----- Records supplied -----

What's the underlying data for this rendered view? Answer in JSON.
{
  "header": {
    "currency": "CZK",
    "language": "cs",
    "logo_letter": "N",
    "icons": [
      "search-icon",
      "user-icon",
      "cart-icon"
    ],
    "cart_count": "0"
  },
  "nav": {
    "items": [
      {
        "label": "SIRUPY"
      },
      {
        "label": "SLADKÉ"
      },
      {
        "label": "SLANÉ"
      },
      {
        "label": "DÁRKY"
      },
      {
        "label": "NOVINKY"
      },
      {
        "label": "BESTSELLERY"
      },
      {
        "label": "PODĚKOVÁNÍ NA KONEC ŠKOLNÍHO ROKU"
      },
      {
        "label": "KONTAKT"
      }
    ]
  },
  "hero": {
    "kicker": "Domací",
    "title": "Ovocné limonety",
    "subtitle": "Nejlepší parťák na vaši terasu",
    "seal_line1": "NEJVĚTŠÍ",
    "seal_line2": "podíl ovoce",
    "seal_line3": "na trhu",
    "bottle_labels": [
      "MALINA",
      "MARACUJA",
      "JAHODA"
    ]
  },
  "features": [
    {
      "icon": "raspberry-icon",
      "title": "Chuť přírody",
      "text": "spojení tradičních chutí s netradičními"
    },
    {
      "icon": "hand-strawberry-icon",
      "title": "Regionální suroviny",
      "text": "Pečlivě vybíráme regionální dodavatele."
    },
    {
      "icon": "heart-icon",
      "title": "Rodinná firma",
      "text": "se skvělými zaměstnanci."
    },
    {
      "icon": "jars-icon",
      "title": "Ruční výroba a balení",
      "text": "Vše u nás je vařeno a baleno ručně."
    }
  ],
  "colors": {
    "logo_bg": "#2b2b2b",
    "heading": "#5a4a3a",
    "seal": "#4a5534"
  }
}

-----

Return every record, word for word.

What's the underlying data for this rendered view? Answer in JSON.
{
  "header": {
    "currency": "CZK",
    "language": "cs",
    "logo_letter": "N",
    "icons": [
      "search-icon",
      "user-icon",
      "cart-icon"
    ],
    "cart_count": "0"
  },
  "nav": {
    "items": [
      {
        "label": "SIRUPY"
      },
      {
        "label": "SLADKÉ"
      },
      {
        "label": "SLANÉ"
      },
      {
        "label": "DÁRKY"
      },
      {
        "label": "NOVINKY"
      },
      {
        "label": "BESTSELLERY"
      },
      {
        "label": "PODĚKOVÁNÍ NA KONEC ŠKOLNÍHO ROKU"
      },
      {
        "label": "KONTAKT"
      }
    ]
  },
  "hero": {
    "kicker": "Domací",
    "title": "Ovocné limonety",
    "subtitle": "Nejlepší parťák na vaši terasu",
    "seal_line1": "NEJVĚTŠÍ",
    "seal_line2": "podíl ovoce",
    "seal_line3": "na trhu",
    "bottle_labels": [
      "MALINA",
      "MARACUJA",
      "JAHODA"
    ]
  },
  "features": [
    {
      "icon": "raspberry-icon",
      "title": "Chuť přírody",
      "text": "spojení tradičních chutí s netradičními"
    },
    {
      "icon": "hand-strawberry-icon",
      "title": "Regionální suroviny",
      "text": "Pečlivě vybíráme regionální dodavatele."
    },
    {
      "icon": "heart-icon",
      "title": "Rodinná firma",
      "text": "se skvělými zaměstnanci."
    },
    {
      "icon": "jars-icon",
      "title": "Ruční výroba a balení",
      "text": "Vše u nás je vařeno a baleno ručně."
    }
  ],
  "colors": {
    "logo_bg": "#2b2b2b",
    "heading": "#5a4a3a",
    "seal": "#4a5534"
  }
}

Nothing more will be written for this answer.